▶ **RECORDED DATA**:

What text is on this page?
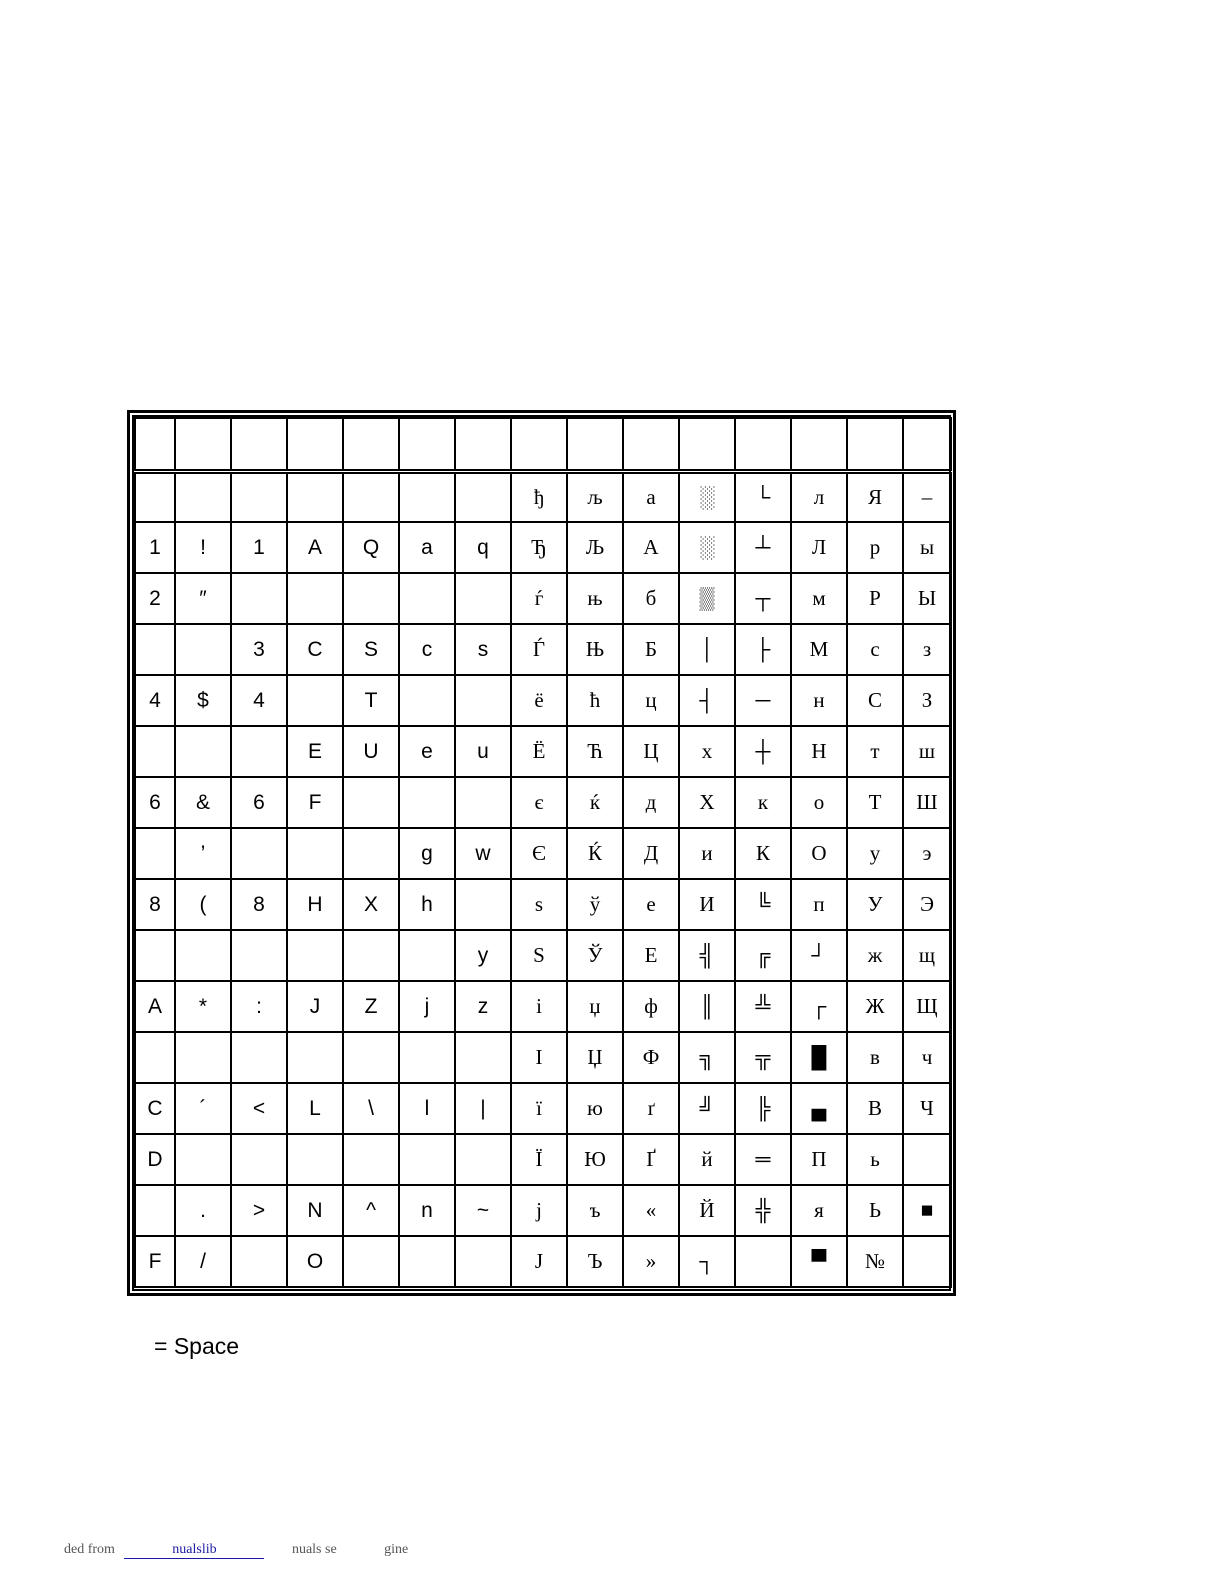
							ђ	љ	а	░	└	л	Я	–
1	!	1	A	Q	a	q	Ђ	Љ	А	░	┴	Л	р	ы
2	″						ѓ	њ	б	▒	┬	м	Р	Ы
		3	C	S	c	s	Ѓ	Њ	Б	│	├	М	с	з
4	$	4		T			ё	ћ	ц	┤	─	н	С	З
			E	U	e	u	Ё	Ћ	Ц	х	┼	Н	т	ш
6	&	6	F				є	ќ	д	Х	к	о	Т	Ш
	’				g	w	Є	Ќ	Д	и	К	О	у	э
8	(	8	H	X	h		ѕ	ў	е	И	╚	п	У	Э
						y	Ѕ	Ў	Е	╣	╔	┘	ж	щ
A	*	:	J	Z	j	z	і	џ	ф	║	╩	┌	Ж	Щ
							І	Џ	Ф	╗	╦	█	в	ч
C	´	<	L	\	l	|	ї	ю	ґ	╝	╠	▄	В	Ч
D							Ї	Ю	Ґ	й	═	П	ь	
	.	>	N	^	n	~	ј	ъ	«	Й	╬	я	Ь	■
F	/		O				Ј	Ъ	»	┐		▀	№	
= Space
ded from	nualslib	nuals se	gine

▶ **AIM**: Repeat the material above word for word and skip every image in it.

▶ **RESULT FOR THIS EXERCISE**:
What text is on this page?
							ђ	љ	а	░	└	л	Я	–
1	!	1	A	Q	a	q	Ђ	Љ	А	░	┴	Л	р	ы
2	″						ѓ	њ	б	▒	┬	м	Р	Ы
		3	C	S	c	s	Ѓ	Њ	Б	│	├	М	с	з
4	$	4		T			ё	ћ	ц	┤	─	н	С	З
			E	U	e	u	Ё	Ћ	Ц	х	┼	Н	т	ш
6	&	6	F				є	ќ	д	Х	к	о	Т	Ш
	’				g	w	Є	Ќ	Д	и	К	О	у	э
8	(	8	H	X	h		ѕ	ў	е	И	╚	п	У	Э
						y	Ѕ	Ў	Е	╣	╔	┘	ж	щ
A	*	:	J	Z	j	z	і	џ	ф	║	╩	┌	Ж	Щ
							І	Џ	Ф	╗	╦	█	в	ч
C	´	<	L	\	l	|	ї	ю	ґ	╝	╠	▄	В	Ч
D							Ї	Ю	Ґ	й	═	П	ь	
	.	>	N	^	n	~	ј	ъ	«	Й	╬	я	Ь	■
F	/		O				Ј	Ъ	»	┐		▀	№	
= Space
ded from	nualslib	nuals se	gine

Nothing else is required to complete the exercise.